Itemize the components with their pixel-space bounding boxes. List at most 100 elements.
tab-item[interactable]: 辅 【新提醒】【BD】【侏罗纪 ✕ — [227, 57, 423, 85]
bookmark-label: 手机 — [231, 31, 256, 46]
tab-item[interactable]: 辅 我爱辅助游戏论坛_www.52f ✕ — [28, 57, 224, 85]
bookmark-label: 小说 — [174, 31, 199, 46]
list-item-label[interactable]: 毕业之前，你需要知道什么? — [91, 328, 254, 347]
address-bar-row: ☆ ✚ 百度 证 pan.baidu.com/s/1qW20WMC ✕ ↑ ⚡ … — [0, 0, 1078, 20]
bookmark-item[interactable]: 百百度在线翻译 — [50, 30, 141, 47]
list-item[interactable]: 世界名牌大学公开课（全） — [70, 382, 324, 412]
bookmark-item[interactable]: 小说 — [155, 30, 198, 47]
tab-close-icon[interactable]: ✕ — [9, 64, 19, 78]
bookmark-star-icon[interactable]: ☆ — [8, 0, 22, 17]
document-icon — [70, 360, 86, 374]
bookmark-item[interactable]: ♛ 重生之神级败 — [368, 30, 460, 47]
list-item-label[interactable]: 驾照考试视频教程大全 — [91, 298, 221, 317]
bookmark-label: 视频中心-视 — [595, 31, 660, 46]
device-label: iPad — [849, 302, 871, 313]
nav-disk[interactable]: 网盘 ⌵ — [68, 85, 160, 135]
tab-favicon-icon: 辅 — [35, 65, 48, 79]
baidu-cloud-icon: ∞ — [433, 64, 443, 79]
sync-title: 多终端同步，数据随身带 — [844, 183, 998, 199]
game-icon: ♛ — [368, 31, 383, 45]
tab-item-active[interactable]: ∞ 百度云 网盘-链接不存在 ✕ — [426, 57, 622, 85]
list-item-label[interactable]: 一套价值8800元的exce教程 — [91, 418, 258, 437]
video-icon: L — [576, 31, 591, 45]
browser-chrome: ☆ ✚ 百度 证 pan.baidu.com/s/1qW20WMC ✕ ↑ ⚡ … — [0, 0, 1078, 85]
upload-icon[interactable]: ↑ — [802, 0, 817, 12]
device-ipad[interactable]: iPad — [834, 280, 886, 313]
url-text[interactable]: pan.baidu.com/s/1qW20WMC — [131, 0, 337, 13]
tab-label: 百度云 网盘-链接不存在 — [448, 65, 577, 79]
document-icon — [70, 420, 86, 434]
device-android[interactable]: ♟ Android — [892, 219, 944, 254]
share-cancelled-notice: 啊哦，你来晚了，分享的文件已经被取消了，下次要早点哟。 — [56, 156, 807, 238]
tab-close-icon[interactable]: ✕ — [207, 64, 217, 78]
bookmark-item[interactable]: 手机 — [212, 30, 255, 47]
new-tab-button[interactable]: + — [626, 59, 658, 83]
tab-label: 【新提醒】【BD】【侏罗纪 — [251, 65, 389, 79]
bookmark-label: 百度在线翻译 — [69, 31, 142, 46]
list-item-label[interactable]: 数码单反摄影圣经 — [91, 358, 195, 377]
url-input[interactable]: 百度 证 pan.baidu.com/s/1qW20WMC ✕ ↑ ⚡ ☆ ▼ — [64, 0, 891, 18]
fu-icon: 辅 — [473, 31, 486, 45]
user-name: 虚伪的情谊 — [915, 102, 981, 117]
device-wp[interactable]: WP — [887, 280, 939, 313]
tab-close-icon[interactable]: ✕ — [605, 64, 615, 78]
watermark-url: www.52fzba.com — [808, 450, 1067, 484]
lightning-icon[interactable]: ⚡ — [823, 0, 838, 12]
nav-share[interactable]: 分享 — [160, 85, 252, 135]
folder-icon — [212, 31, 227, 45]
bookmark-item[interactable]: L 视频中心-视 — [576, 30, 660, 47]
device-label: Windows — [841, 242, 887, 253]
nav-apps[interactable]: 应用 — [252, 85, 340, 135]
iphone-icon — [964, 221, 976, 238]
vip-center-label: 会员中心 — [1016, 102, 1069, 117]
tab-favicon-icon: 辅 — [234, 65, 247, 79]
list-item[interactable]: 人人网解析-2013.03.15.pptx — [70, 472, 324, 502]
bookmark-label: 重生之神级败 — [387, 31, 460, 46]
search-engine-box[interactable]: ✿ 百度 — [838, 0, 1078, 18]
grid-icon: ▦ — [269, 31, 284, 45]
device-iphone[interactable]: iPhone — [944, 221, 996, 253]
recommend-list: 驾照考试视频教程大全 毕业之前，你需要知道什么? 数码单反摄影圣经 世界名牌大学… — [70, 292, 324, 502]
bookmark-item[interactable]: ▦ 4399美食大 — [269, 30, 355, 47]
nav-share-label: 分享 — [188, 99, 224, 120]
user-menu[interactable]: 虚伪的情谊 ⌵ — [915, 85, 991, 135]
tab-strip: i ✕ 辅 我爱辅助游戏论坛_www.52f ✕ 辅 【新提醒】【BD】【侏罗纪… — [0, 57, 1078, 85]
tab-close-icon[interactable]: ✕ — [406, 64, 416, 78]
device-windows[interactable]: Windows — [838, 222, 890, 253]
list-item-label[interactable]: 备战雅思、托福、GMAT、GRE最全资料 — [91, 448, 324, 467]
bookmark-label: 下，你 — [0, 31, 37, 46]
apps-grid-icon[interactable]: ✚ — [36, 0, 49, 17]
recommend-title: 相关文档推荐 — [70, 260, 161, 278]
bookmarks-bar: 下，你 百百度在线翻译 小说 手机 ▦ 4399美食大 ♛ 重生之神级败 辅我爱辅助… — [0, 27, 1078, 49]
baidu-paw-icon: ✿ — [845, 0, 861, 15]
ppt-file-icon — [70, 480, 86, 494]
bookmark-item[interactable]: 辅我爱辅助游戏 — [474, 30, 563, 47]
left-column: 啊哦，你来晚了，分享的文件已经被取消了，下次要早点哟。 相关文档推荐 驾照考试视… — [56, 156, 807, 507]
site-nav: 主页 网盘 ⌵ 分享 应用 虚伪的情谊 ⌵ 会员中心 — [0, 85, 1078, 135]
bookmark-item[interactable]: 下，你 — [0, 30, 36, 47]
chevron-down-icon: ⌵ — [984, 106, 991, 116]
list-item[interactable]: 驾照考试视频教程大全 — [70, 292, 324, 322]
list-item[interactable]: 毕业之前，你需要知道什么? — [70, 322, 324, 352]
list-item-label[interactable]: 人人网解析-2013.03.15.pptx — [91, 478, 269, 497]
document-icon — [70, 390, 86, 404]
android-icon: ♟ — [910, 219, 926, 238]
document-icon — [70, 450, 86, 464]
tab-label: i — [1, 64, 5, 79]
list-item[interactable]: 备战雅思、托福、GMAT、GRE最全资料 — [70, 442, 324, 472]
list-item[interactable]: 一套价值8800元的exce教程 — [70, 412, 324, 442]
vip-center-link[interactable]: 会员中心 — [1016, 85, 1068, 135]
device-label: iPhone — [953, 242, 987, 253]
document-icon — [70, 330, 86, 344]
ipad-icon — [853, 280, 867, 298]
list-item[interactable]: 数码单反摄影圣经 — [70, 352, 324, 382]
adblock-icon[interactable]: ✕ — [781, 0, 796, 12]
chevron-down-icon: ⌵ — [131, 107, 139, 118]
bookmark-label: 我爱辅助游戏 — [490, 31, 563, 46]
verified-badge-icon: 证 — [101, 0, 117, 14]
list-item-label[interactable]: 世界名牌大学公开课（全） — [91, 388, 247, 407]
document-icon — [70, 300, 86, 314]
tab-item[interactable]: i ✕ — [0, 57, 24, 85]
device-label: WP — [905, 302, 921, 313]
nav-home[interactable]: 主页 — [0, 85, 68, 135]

──────────────────────────────

> **Directive**:
Retype all of the entries above, keeping every character unchanged.

> **Task result**:
Itemize the components with their pixel-space bounding boxes. List at most 100 elements.
tab-item[interactable]: 辅 【新提醒】【BD】【侏罗纪 ✕ — [227, 57, 423, 85]
bookmark-label: 手机 — [231, 31, 256, 46]
tab-item[interactable]: 辅 我爱辅助游戏论坛_www.52f ✕ — [28, 57, 224, 85]
bookmark-label: 小说 — [174, 31, 199, 46]
list-item-label[interactable]: 毕业之前，你需要知道什么? — [91, 328, 254, 347]
address-bar-row: ☆ ✚ 百度 证 pan.baidu.com/s/1qW20WMC ✕ ↑ ⚡ … — [0, 0, 1078, 20]
bookmark-item[interactable]: 百百度在线翻译 — [50, 30, 141, 47]
list-item[interactable]: 世界名牌大学公开课（全） — [70, 382, 324, 412]
bookmark-item[interactable]: 小说 — [155, 30, 198, 47]
tab-close-icon[interactable]: ✕ — [9, 64, 19, 78]
bookmark-star-icon[interactable]: ☆ — [8, 0, 22, 17]
document-icon — [70, 360, 86, 374]
bookmark-item[interactable]: ♛ 重生之神级败 — [368, 30, 460, 47]
list-item-label[interactable]: 驾照考试视频教程大全 — [91, 298, 221, 317]
bookmark-label: 视频中心-视 — [595, 31, 660, 46]
device-label: iPad — [849, 302, 871, 313]
nav-disk[interactable]: 网盘 ⌵ — [68, 85, 160, 135]
tab-favicon-icon: 辅 — [35, 65, 48, 79]
baidu-cloud-icon: ∞ — [433, 64, 443, 79]
sync-title: 多终端同步，数据随身带 — [844, 183, 998, 199]
game-icon: ♛ — [368, 31, 383, 45]
tab-item-active[interactable]: ∞ 百度云 网盘-链接不存在 ✕ — [426, 57, 622, 85]
list-item-label[interactable]: 一套价值8800元的exce教程 — [91, 418, 258, 437]
video-icon: L — [576, 31, 591, 45]
browser-chrome: ☆ ✚ 百度 证 pan.baidu.com/s/1qW20WMC ✕ ↑ ⚡ … — [0, 0, 1078, 85]
upload-icon[interactable]: ↑ — [802, 0, 817, 12]
device-ipad[interactable]: iPad — [834, 280, 886, 313]
url-text[interactable]: pan.baidu.com/s/1qW20WMC — [131, 0, 337, 13]
tab-label: 百度云 网盘-链接不存在 — [448, 65, 577, 79]
document-icon — [70, 420, 86, 434]
device-android[interactable]: ♟ Android — [892, 219, 944, 254]
share-cancelled-notice: 啊哦，你来晚了，分享的文件已经被取消了，下次要早点哟。 — [56, 156, 807, 238]
tab-close-icon[interactable]: ✕ — [207, 64, 217, 78]
bookmark-item[interactable]: 手机 — [212, 30, 255, 47]
new-tab-button[interactable]: + — [626, 59, 658, 83]
tab-label: 【新提醒】【BD】【侏罗纪 — [251, 65, 389, 79]
bookmark-label: 百度在线翻译 — [69, 31, 142, 46]
list-item-label[interactable]: 数码单反摄影圣经 — [91, 358, 195, 377]
url-input[interactable]: 百度 证 pan.baidu.com/s/1qW20WMC ✕ ↑ ⚡ ☆ ▼ — [64, 0, 891, 18]
fu-icon: 辅 — [473, 31, 486, 45]
user-name: 虚伪的情谊 — [915, 102, 981, 117]
device-wp[interactable]: WP — [887, 280, 939, 313]
tab-close-icon[interactable]: ✕ — [605, 64, 615, 78]
watermark-url: www.52fzba.com — [808, 450, 1067, 484]
lightning-icon[interactable]: ⚡ — [823, 0, 838, 12]
nav-share[interactable]: 分享 — [160, 85, 252, 135]
folder-icon — [212, 31, 227, 45]
bookmark-item[interactable]: L 视频中心-视 — [576, 30, 660, 47]
device-label: Windows — [841, 242, 887, 253]
nav-apps[interactable]: 应用 — [252, 85, 340, 135]
iphone-icon — [964, 221, 976, 238]
vip-center-label: 会员中心 — [1016, 102, 1069, 117]
tab-favicon-icon: 辅 — [234, 65, 247, 79]
list-item[interactable]: 人人网解析-2013.03.15.pptx — [70, 472, 324, 502]
bookmark-label: 重生之神级败 — [387, 31, 460, 46]
search-engine-box[interactable]: ✿ 百度 — [838, 0, 1078, 18]
grid-icon: ▦ — [269, 31, 284, 45]
device-iphone[interactable]: iPhone — [944, 221, 996, 253]
recommend-list: 驾照考试视频教程大全 毕业之前，你需要知道什么? 数码单反摄影圣经 世界名牌大学… — [70, 292, 324, 502]
bookmark-item[interactable]: ▦ 4399美食大 — [269, 30, 355, 47]
nav-share-label: 分享 — [188, 99, 224, 120]
user-menu[interactable]: 虚伪的情谊 ⌵ — [915, 85, 991, 135]
tab-strip: i ✕ 辅 我爱辅助游戏论坛_www.52f ✕ 辅 【新提醒】【BD】【侏罗纪… — [0, 57, 1078, 85]
tab-close-icon[interactable]: ✕ — [406, 64, 416, 78]
device-windows[interactable]: Windows — [838, 222, 890, 253]
list-item-label[interactable]: 备战雅思、托福、GMAT、GRE最全资料 — [91, 448, 324, 467]
bookmark-label: 下，你 — [0, 31, 37, 46]
apps-grid-icon[interactable]: ✚ — [36, 0, 49, 17]
recommend-title: 相关文档推荐 — [70, 260, 161, 278]
bookmarks-bar: 下，你 百百度在线翻译 小说 手机 ▦ 4399美食大 ♛ 重生之神级败 辅我爱辅助… — [0, 27, 1078, 49]
baidu-paw-icon: ✿ — [845, 0, 861, 15]
ppt-file-icon — [70, 480, 86, 494]
bookmark-item[interactable]: 辅我爱辅助游戏 — [474, 30, 563, 47]
left-column: 啊哦，你来晚了，分享的文件已经被取消了，下次要早点哟。 相关文档推荐 驾照考试视… — [56, 156, 807, 507]
site-nav: 主页 网盘 ⌵ 分享 应用 虚伪的情谊 ⌵ 会员中心 — [0, 85, 1078, 135]
bookmark-item[interactable]: 下，你 — [0, 30, 36, 47]
chevron-down-icon: ⌵ — [984, 106, 991, 116]
list-item[interactable]: 驾照考试视频教程大全 — [70, 292, 324, 322]
list-item[interactable]: 毕业之前，你需要知道什么? — [70, 322, 324, 352]
list-item-label[interactable]: 人人网解析-2013.03.15.pptx — [91, 478, 269, 497]
document-icon — [70, 390, 86, 404]
android-icon: ♟ — [910, 219, 926, 238]
document-icon — [70, 450, 86, 464]
tab-label: i — [1, 64, 5, 79]
list-item[interactable]: 备战雅思、托福、GMAT、GRE最全资料 — [70, 442, 324, 472]
list-item[interactable]: 一套价值8800元的exce教程 — [70, 412, 324, 442]
vip-center-link[interactable]: 会员中心 — [1016, 85, 1068, 135]
device-label: iPhone — [953, 242, 987, 253]
document-icon — [70, 330, 86, 344]
ipad-icon — [853, 280, 867, 298]
list-item[interactable]: 数码单反摄影圣经 — [70, 352, 324, 382]
adblock-icon[interactable]: ✕ — [781, 0, 796, 12]
chevron-down-icon: ⌵ — [131, 107, 139, 118]
bookmark-label: 我爱辅助游戏 — [490, 31, 563, 46]
verified-badge-icon: 证 — [101, 0, 117, 14]
list-item-label[interactable]: 世界名牌大学公开课（全） — [91, 388, 247, 407]
document-icon — [70, 300, 86, 314]
tab-item[interactable]: i ✕ — [0, 57, 24, 85]
device-label: WP — [905, 302, 921, 313]
nav-home[interactable]: 主页 — [0, 85, 68, 135]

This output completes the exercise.